TASK STATEMENT:
Make an exact copy of all the records.

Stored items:
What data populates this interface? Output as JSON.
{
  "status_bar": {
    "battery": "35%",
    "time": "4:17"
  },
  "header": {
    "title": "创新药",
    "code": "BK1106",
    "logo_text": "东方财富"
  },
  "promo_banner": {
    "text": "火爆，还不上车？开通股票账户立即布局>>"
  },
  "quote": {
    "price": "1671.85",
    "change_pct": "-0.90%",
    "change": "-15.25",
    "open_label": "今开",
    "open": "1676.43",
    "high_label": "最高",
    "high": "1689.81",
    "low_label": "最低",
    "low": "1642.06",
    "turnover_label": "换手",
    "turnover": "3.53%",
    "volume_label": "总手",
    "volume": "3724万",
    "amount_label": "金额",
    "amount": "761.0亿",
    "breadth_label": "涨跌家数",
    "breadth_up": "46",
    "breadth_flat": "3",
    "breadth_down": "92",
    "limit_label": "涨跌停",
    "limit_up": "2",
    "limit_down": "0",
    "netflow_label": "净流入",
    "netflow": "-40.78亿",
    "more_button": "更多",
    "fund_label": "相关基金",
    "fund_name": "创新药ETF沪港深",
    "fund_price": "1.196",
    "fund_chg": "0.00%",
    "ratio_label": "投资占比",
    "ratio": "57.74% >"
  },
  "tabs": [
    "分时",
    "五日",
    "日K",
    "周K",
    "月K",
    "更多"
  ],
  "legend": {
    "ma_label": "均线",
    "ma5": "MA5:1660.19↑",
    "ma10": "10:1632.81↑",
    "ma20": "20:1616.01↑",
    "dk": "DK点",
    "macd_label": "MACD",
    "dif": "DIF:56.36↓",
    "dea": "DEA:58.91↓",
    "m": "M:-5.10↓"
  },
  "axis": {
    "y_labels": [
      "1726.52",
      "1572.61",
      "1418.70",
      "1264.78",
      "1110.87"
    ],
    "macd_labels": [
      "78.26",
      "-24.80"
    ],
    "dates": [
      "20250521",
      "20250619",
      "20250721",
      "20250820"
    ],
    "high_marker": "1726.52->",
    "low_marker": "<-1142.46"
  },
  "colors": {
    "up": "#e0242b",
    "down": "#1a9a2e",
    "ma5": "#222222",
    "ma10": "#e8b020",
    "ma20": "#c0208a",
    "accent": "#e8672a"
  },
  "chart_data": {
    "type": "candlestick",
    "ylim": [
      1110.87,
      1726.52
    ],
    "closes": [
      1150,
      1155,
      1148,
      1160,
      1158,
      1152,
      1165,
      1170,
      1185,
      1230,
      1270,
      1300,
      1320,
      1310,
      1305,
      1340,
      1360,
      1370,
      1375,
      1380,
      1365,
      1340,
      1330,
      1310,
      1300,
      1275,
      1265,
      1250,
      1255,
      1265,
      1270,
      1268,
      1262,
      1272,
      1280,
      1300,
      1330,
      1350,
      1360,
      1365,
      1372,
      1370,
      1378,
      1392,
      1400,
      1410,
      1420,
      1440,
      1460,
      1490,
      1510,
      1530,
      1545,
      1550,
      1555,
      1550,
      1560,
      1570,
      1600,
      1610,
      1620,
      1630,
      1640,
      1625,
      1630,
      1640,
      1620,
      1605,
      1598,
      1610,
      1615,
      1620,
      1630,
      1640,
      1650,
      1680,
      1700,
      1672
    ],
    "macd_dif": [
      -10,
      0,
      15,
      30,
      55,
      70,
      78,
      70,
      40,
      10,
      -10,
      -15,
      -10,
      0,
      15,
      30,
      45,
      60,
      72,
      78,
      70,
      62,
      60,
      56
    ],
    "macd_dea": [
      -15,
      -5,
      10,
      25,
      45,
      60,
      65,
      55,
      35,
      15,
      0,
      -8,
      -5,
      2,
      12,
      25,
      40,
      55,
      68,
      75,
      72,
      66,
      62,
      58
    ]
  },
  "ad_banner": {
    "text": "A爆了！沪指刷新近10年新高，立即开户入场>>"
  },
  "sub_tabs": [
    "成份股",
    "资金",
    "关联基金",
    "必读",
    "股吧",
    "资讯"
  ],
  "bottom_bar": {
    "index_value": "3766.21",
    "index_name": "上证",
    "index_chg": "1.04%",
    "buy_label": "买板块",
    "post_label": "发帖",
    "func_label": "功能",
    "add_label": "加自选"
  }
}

EXERCISE ANSWER:
What data populates this interface? Output as JSON.
{
  "status_bar": {
    "battery": "35%",
    "time": "4:17"
  },
  "header": {
    "title": "创新药",
    "code": "BK1106",
    "logo_text": "东方财富"
  },
  "promo_banner": {
    "text": "火爆，还不上车？开通股票账户立即布局>>"
  },
  "quote": {
    "price": "1671.85",
    "change_pct": "-0.90%",
    "change": "-15.25",
    "open_label": "今开",
    "open": "1676.43",
    "high_label": "最高",
    "high": "1689.81",
    "low_label": "最低",
    "low": "1642.06",
    "turnover_label": "换手",
    "turnover": "3.53%",
    "volume_label": "总手",
    "volume": "3724万",
    "amount_label": "金额",
    "amount": "761.0亿",
    "breadth_label": "涨跌家数",
    "breadth_up": "46",
    "breadth_flat": "3",
    "breadth_down": "92",
    "limit_label": "涨跌停",
    "limit_up": "2",
    "limit_down": "0",
    "netflow_label": "净流入",
    "netflow": "-40.78亿",
    "more_button": "更多",
    "fund_label": "相关基金",
    "fund_name": "创新药ETF沪港深",
    "fund_price": "1.196",
    "fund_chg": "0.00%",
    "ratio_label": "投资占比",
    "ratio": "57.74% >"
  },
  "tabs": [
    "分时",
    "五日",
    "日K",
    "周K",
    "月K",
    "更多"
  ],
  "legend": {
    "ma_label": "均线",
    "ma5": "MA5:1660.19↑",
    "ma10": "10:1632.81↑",
    "ma20": "20:1616.01↑",
    "dk": "DK点",
    "macd_label": "MACD",
    "dif": "DIF:56.36↓",
    "dea": "DEA:58.91↓",
    "m": "M:-5.10↓"
  },
  "axis": {
    "y_labels": [
      "1726.52",
      "1572.61",
      "1418.70",
      "1264.78",
      "1110.87"
    ],
    "macd_labels": [
      "78.26",
      "-24.80"
    ],
    "dates": [
      "20250521",
      "20250619",
      "20250721",
      "20250820"
    ],
    "high_marker": "1726.52->",
    "low_marker": "<-1142.46"
  },
  "colors": {
    "up": "#e0242b",
    "down": "#1a9a2e",
    "ma5": "#222222",
    "ma10": "#e8b020",
    "ma20": "#c0208a",
    "accent": "#e8672a"
  },
  "chart_data": {
    "type": "candlestick",
    "ylim": [
      1110.87,
      1726.52
    ],
    "closes": [
      1150,
      1155,
      1148,
      1160,
      1158,
      1152,
      1165,
      1170,
      1185,
      1230,
      1270,
      1300,
      1320,
      1310,
      1305,
      1340,
      1360,
      1370,
      1375,
      1380,
      1365,
      1340,
      1330,
      1310,
      1300,
      1275,
      1265,
      1250,
      1255,
      1265,
      1270,
      1268,
      1262,
      1272,
      1280,
      1300,
      1330,
      1350,
      1360,
      1365,
      1372,
      1370,
      1378,
      1392,
      1400,
      1410,
      1420,
      1440,
      1460,
      1490,
      1510,
      1530,
      1545,
      1550,
      1555,
      1550,
      1560,
      1570,
      1600,
      1610,
      1620,
      1630,
      1640,
      1625,
      1630,
      1640,
      1620,
      1605,
      1598,
      1610,
      1615,
      1620,
      1630,
      1640,
      1650,
      1680,
      1700,
      1672
    ],
    "macd_dif": [
      -10,
      0,
      15,
      30,
      55,
      70,
      78,
      70,
      40,
      10,
      -10,
      -15,
      -10,
      0,
      15,
      30,
      45,
      60,
      72,
      78,
      70,
      62,
      60,
      56
    ],
    "macd_dea": [
      -15,
      -5,
      10,
      25,
      45,
      60,
      65,
      55,
      35,
      15,
      0,
      -8,
      -5,
      2,
      12,
      25,
      40,
      55,
      68,
      75,
      72,
      66,
      62,
      58
    ]
  },
  "ad_banner": {
    "text": "A爆了！沪指刷新近10年新高，立即开户入场>>"
  },
  "sub_tabs": [
    "成份股",
    "资金",
    "关联基金",
    "必读",
    "股吧",
    "资讯"
  ],
  "bottom_bar": {
    "index_value": "3766.21",
    "index_name": "上证",
    "index_chg": "1.04%",
    "buy_label": "买板块",
    "post_label": "发帖",
    "func_label": "功能",
    "add_label": "加自选"
  }
}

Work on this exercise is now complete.